* _WORK TO DO_
Restate each line of the listing exactly, without carrying over any pictures.

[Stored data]
——————————

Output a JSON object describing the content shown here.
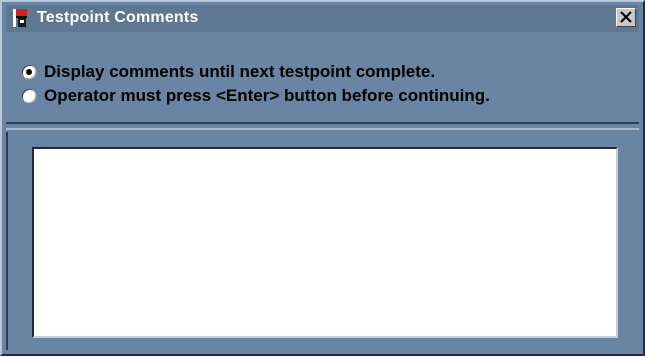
{
  "window": {
    "title": "Testpoint Comments",
    "icon": "testpoint-app-icon",
    "close_icon": "close-icon"
  },
  "options": [
    {
      "label": "Display comments until next testpoint complete.",
      "selected": true
    },
    {
      "label": "Operator must press <Enter> button before continuing.",
      "selected": false
    }
  ],
  "comments": {
    "value": ""
  },
  "colors": {
    "window_bg": "#6a85a3",
    "titlebar_bg": "#5e7793",
    "title_text": "#ffffff"
  }
}
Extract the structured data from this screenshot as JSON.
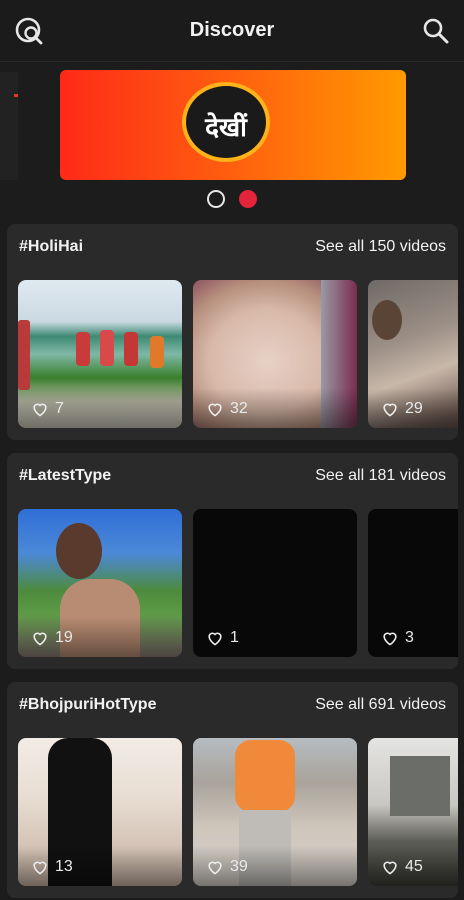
{
  "header": {
    "title": "Discover",
    "left_icon": "discover-search-icon",
    "right_icon": "search-icon"
  },
  "banner": {
    "logo_text": "देखीं",
    "pager": {
      "count": 2,
      "active_index": 1
    }
  },
  "sections": [
    {
      "tag": "#HoliHai",
      "see_all": "See all 150 videos",
      "videos": [
        {
          "likes": "7"
        },
        {
          "likes": "32"
        },
        {
          "likes": "29"
        }
      ]
    },
    {
      "tag": "#LatestType",
      "see_all": "See all 181 videos",
      "videos": [
        {
          "likes": "19"
        },
        {
          "likes": "1"
        },
        {
          "likes": "3"
        }
      ]
    },
    {
      "tag": "#BhojpuriHotType",
      "see_all": "See all 691 videos",
      "videos": [
        {
          "likes": "13"
        },
        {
          "likes": "39"
        },
        {
          "likes": "45"
        }
      ]
    }
  ],
  "colors": {
    "background": "#1c1c1c",
    "card": "#2a2a2a",
    "accent": "#e3243b",
    "banner_start": "#ff2a18",
    "banner_end": "#ff9a00"
  }
}
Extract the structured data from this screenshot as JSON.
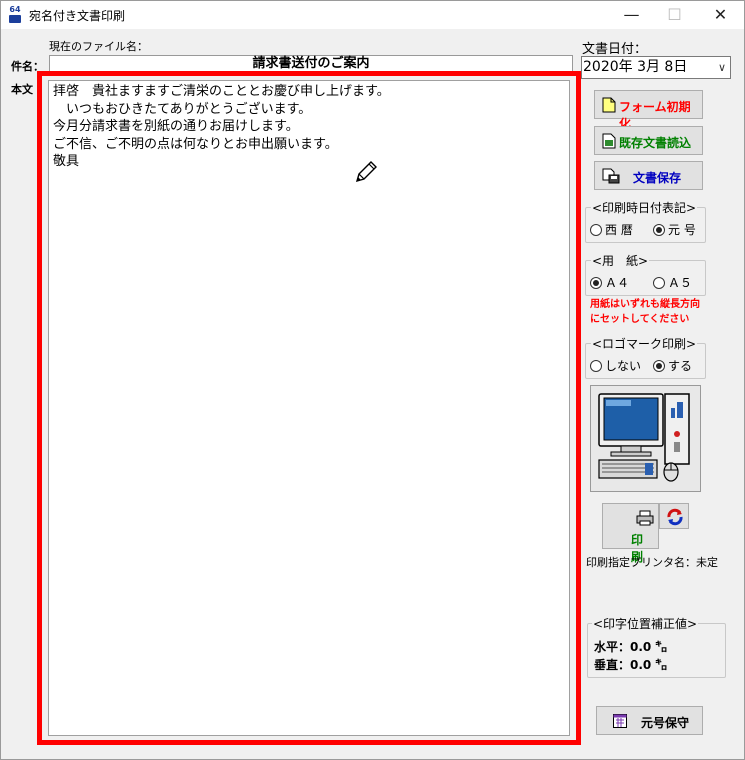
{
  "window": {
    "title": "宛名付き文書印刷",
    "minimize_label": "—",
    "maximize_label": "☐",
    "close_label": "✕"
  },
  "form": {
    "current_file_label": "現在のファイル名：",
    "subject_label": "件名：",
    "subject_value": "請求書送付のご案内",
    "body_label": "本文",
    "body_text": "拝啓　貴社ますますご清栄のこととお慶び申し上げます。\n　いつもおひきたてありがとうございます。\n今月分請求書を別紙の通りお届けします。\nご不信、ご不明の点は何なりとお申出願います。\n敬具"
  },
  "date": {
    "label": "文書日付：",
    "value": "2020年  3月  8日"
  },
  "buttons": {
    "form_init": "フォーム初期化",
    "load_doc": "既存文書読込",
    "save_doc": "文書保存",
    "print": "印 刷",
    "gengo_save": "元号保守"
  },
  "colors": {
    "form_init_text": "#ff0000",
    "load_doc_text": "#008000",
    "save_doc_text": "#0000c0",
    "print_text": "#008000",
    "highlight_frame": "#ff0000",
    "warning_text": "#ff0000"
  },
  "print_date_format": {
    "title": "<印刷時日付表記>",
    "options": [
      "西 暦",
      "元 号"
    ],
    "selected": "元 号"
  },
  "paper": {
    "title": "<用　紙>",
    "options": [
      "Ａ４",
      "Ａ５"
    ],
    "selected": "Ａ４",
    "warning_line1": "用紙はいずれも縦長方向",
    "warning_line2": "にセットしてください"
  },
  "logo_print": {
    "title": "<ロゴマーク印刷>",
    "options": [
      "しない",
      "する"
    ],
    "selected": "する"
  },
  "printer": {
    "label": "印刷指定プリンタ名：未定"
  },
  "offset": {
    "title": "<印字位置補正値>",
    "horizontal": "水平：0.0 ㌔",
    "vertical": "垂直：0.0 ㌔"
  }
}
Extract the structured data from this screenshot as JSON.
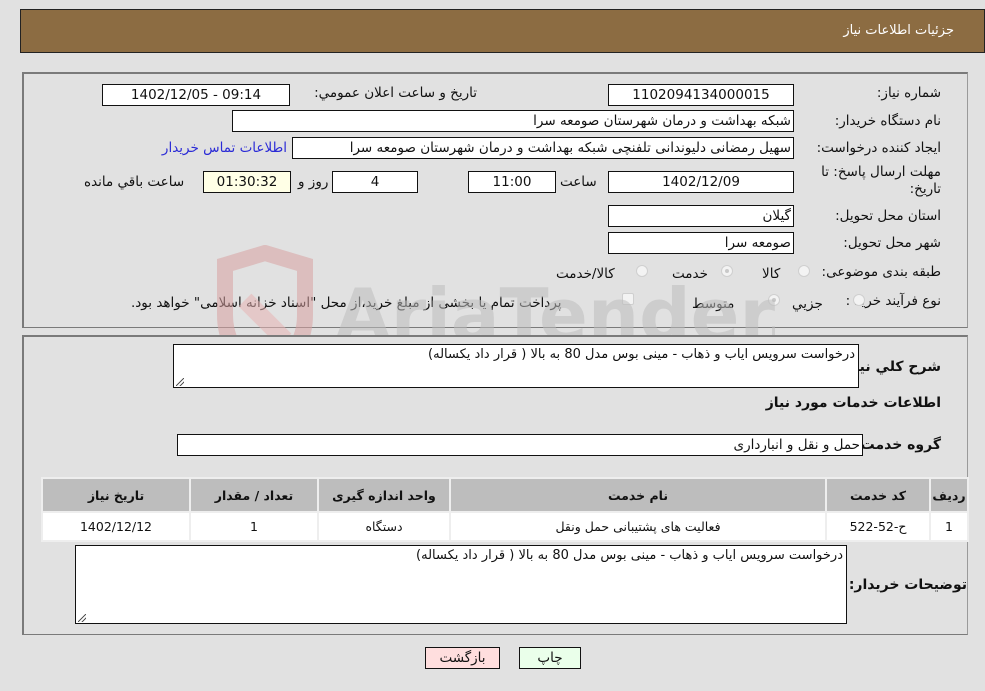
{
  "header": {
    "title": "جزئیات اطلاعات نیاز"
  },
  "details": {
    "need_number_label": "شماره نیاز:",
    "need_number": "1102094134000015",
    "announce_label": "تاریخ و ساعت اعلان عمومي:",
    "announce_value": "1402/12/05 - 09:14",
    "buyer_org_label": "نام دستگاه خریدار:",
    "buyer_org": "شبکه بهداشت و درمان شهرستان صومعه سرا",
    "creator_label": "ایجاد کننده درخواست:",
    "creator": "سهیل رمضانی دلیوندانی تلفنچی شبکه بهداشت و درمان شهرستان صومعه سرا",
    "contact_link": "اطلاعات تماس خریدار",
    "deadline_label": "مهلت ارسال پاسخ: تا تاریخ:",
    "deadline_date": "1402/12/09",
    "time_label": "ساعت",
    "deadline_time": "11:00",
    "days_value": "4",
    "days_label": "روز و",
    "remaining_time": "01:30:32",
    "remaining_label": "ساعت باقي مانده",
    "province_label": "استان محل تحویل:",
    "province": "گیلان",
    "city_label": "شهر محل تحویل:",
    "city": "صومعه سرا",
    "category_label": "طبقه بندی موضوعی:",
    "category_options": [
      {
        "label": "کالا",
        "checked": false
      },
      {
        "label": "خدمت",
        "checked": true
      },
      {
        "label": "کالا/خدمت",
        "checked": false
      }
    ],
    "process_label": "نوع فرآیند خرید :",
    "process_options": [
      {
        "label": "جزيي",
        "checked": false
      },
      {
        "label": "متوسط",
        "checked": true
      }
    ],
    "treasury_note": "پرداخت تمام یا بخشی از مبلغ خرید،از محل \"اسناد خزانه اسلامی\" خواهد بود."
  },
  "services": {
    "summary_label": "شرح كلي نياز:",
    "summary": "درخواست سرویس ایاب و ذهاب - مینی بوس مدل 80 به بالا ( قرار داد یکساله)",
    "section_title": "اطلاعات خدمات مورد نياز",
    "group_label": "گروه خدمت:",
    "group_value": "حمل و نقل و انبارداری",
    "table": {
      "headers": [
        "ردیف",
        "کد خدمت",
        "نام خدمت",
        "واحد اندازه گیری",
        "تعداد / مقدار",
        "تاریخ نیاز"
      ],
      "rows": [
        [
          "1",
          "ح-52-522",
          "فعالیت های پشتیبانی حمل ونقل",
          "دستگاه",
          "1",
          "1402/12/12"
        ]
      ]
    },
    "buyer_notes_label": "توضیحات خریدار:",
    "buyer_notes": "درخواست سرویس ایاب و ذهاب - مینی بوس مدل 80 به بالا ( قرار داد یکساله)"
  },
  "buttons": {
    "print": "چاپ",
    "back": "بازگشت"
  },
  "watermark": {
    "text": "AriaTender.neT"
  },
  "colors": {
    "header_bg": "#8c6c42",
    "print_bg": "#eaffea",
    "back_bg": "#ffdede",
    "link": "#2b2bd6"
  }
}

——————————

* _COMPLETE ANSWER_
Output a JSON object describing the content shown here.
{
  "window": {
    "title": "Testpoint Comments",
    "icon": "testpoint-app-icon",
    "close_icon": "close-icon"
  },
  "options": [
    {
      "label": "Display comments until next testpoint complete.",
      "selected": true
    },
    {
      "label": "Operator must press <Enter> button before continuing.",
      "selected": false
    }
  ],
  "comments": {
    "value": ""
  },
  "colors": {
    "window_bg": "#6a85a3",
    "titlebar_bg": "#5e7793",
    "title_text": "#ffffff"
  }
}
Extract the structured data from this screenshot as JSON.
{
  "header": {
    "title": "Discover",
    "left_icon": "discover-search-icon",
    "right_icon": "search-icon"
  },
  "banner": {
    "logo_text": "देखीं",
    "pager": {
      "count": 2,
      "active_index": 1
    }
  },
  "sections": [
    {
      "tag": "#HoliHai",
      "see_all": "See all 150 videos",
      "videos": [
        {
          "likes": "7"
        },
        {
          "likes": "32"
        },
        {
          "likes": "29"
        }
      ]
    },
    {
      "tag": "#LatestType",
      "see_all": "See all 181 videos",
      "videos": [
        {
          "likes": "19"
        },
        {
          "likes": "1"
        },
        {
          "likes": "3"
        }
      ]
    },
    {
      "tag": "#BhojpuriHotType",
      "see_all": "See all 691 videos",
      "videos": [
        {
          "likes": "13"
        },
        {
          "likes": "39"
        },
        {
          "likes": "45"
        }
      ]
    }
  ],
  "colors": {
    "background": "#1c1c1c",
    "card": "#2a2a2a",
    "accent": "#e3243b",
    "banner_start": "#ff2a18",
    "banner_end": "#ff9a00"
  }
}
Extract the structured data from this screenshot as JSON.
{
  "window": {
    "title": "宛名付き文書印刷",
    "minimize_label": "—",
    "maximize_label": "☐",
    "close_label": "✕"
  },
  "form": {
    "current_file_label": "現在のファイル名：",
    "subject_label": "件名：",
    "subject_value": "請求書送付のご案内",
    "body_label": "本文",
    "body_text": "拝啓　貴社ますますご清栄のこととお慶び申し上げます。\n　いつもおひきたてありがとうございます。\n今月分請求書を別紙の通りお届けします。\nご不信、ご不明の点は何なりとお申出願います。\n敬具"
  },
  "date": {
    "label": "文書日付：",
    "value": "2020年  3月  8日"
  },
  "buttons": {
    "form_init": "フォーム初期化",
    "load_doc": "既存文書読込",
    "save_doc": "文書保存",
    "print": "印 刷",
    "gengo_save": "元号保守"
  },
  "colors": {
    "form_init_text": "#ff0000",
    "load_doc_text": "#008000",
    "save_doc_text": "#0000c0",
    "print_text": "#008000",
    "highlight_frame": "#ff0000",
    "warning_text": "#ff0000"
  },
  "print_date_format": {
    "title": "<印刷時日付表記>",
    "options": [
      "西 暦",
      "元 号"
    ],
    "selected": "元 号"
  },
  "paper": {
    "title": "<用　紙>",
    "options": [
      "Ａ４",
      "Ａ５"
    ],
    "selected": "Ａ４",
    "warning_line1": "用紙はいずれも縦長方向",
    "warning_line2": "にセットしてください"
  },
  "logo_print": {
    "title": "<ロゴマーク印刷>",
    "options": [
      "しない",
      "する"
    ],
    "selected": "する"
  },
  "printer": {
    "label": "印刷指定プリンタ名：未定"
  },
  "offset": {
    "title": "<印字位置補正値>",
    "horizontal": "水平：0.0 ㌔",
    "vertical": "垂直：0.0 ㌔"
  }
}
Extract the structured data from this screenshot as JSON.
{
  "header": {
    "title": "جزئیات اطلاعات نیاز"
  },
  "details": {
    "need_number_label": "شماره نیاز:",
    "need_number": "1102094134000015",
    "announce_label": "تاریخ و ساعت اعلان عمومي:",
    "announce_value": "1402/12/05 - 09:14",
    "buyer_org_label": "نام دستگاه خریدار:",
    "buyer_org": "شبکه بهداشت و درمان شهرستان صومعه سرا",
    "creator_label": "ایجاد کننده درخواست:",
    "creator": "سهیل رمضانی دلیوندانی تلفنچی شبکه بهداشت و درمان شهرستان صومعه سرا",
    "contact_link": "اطلاعات تماس خریدار",
    "deadline_label": "مهلت ارسال پاسخ: تا تاریخ:",
    "deadline_date": "1402/12/09",
    "time_label": "ساعت",
    "deadline_time": "11:00",
    "days_value": "4",
    "days_label": "روز و",
    "remaining_time": "01:30:32",
    "remaining_label": "ساعت باقي مانده",
    "province_label": "استان محل تحویل:",
    "province": "گیلان",
    "city_label": "شهر محل تحویل:",
    "city": "صومعه سرا",
    "category_label": "طبقه بندی موضوعی:",
    "category_options": [
      {
        "label": "کالا",
        "checked": false
      },
      {
        "label": "خدمت",
        "checked": true
      },
      {
        "label": "کالا/خدمت",
        "checked": false
      }
    ],
    "process_label": "نوع فرآیند خرید :",
    "process_options": [
      {
        "label": "جزيي",
        "checked": false
      },
      {
        "label": "متوسط",
        "checked": true
      }
    ],
    "treasury_note": "پرداخت تمام یا بخشی از مبلغ خرید،از محل \"اسناد خزانه اسلامی\" خواهد بود."
  },
  "services": {
    "summary_label": "شرح كلي نياز:",
    "summary": "درخواست سرویس ایاب و ذهاب - مینی بوس مدل 80 به بالا ( قرار داد یکساله)",
    "section_title": "اطلاعات خدمات مورد نياز",
    "group_label": "گروه خدمت:",
    "group_value": "حمل و نقل و انبارداری",
    "table": {
      "headers": [
        "ردیف",
        "کد خدمت",
        "نام خدمت",
        "واحد اندازه گیری",
        "تعداد / مقدار",
        "تاریخ نیاز"
      ],
      "rows": [
        [
          "1",
          "ح-52-522",
          "فعالیت های پشتیبانی حمل ونقل",
          "دستگاه",
          "1",
          "1402/12/12"
        ]
      ]
    },
    "buyer_notes_label": "توضیحات خریدار:",
    "buyer_notes": "درخواست سرویس ایاب و ذهاب - مینی بوس مدل 80 به بالا ( قرار داد یکساله)"
  },
  "buttons": {
    "print": "چاپ",
    "back": "بازگشت"
  },
  "watermark": {
    "text": "AriaTender.neT"
  },
  "colors": {
    "header_bg": "#8c6c42",
    "print_bg": "#eaffea",
    "back_bg": "#ffdede",
    "link": "#2b2bd6"
  }
}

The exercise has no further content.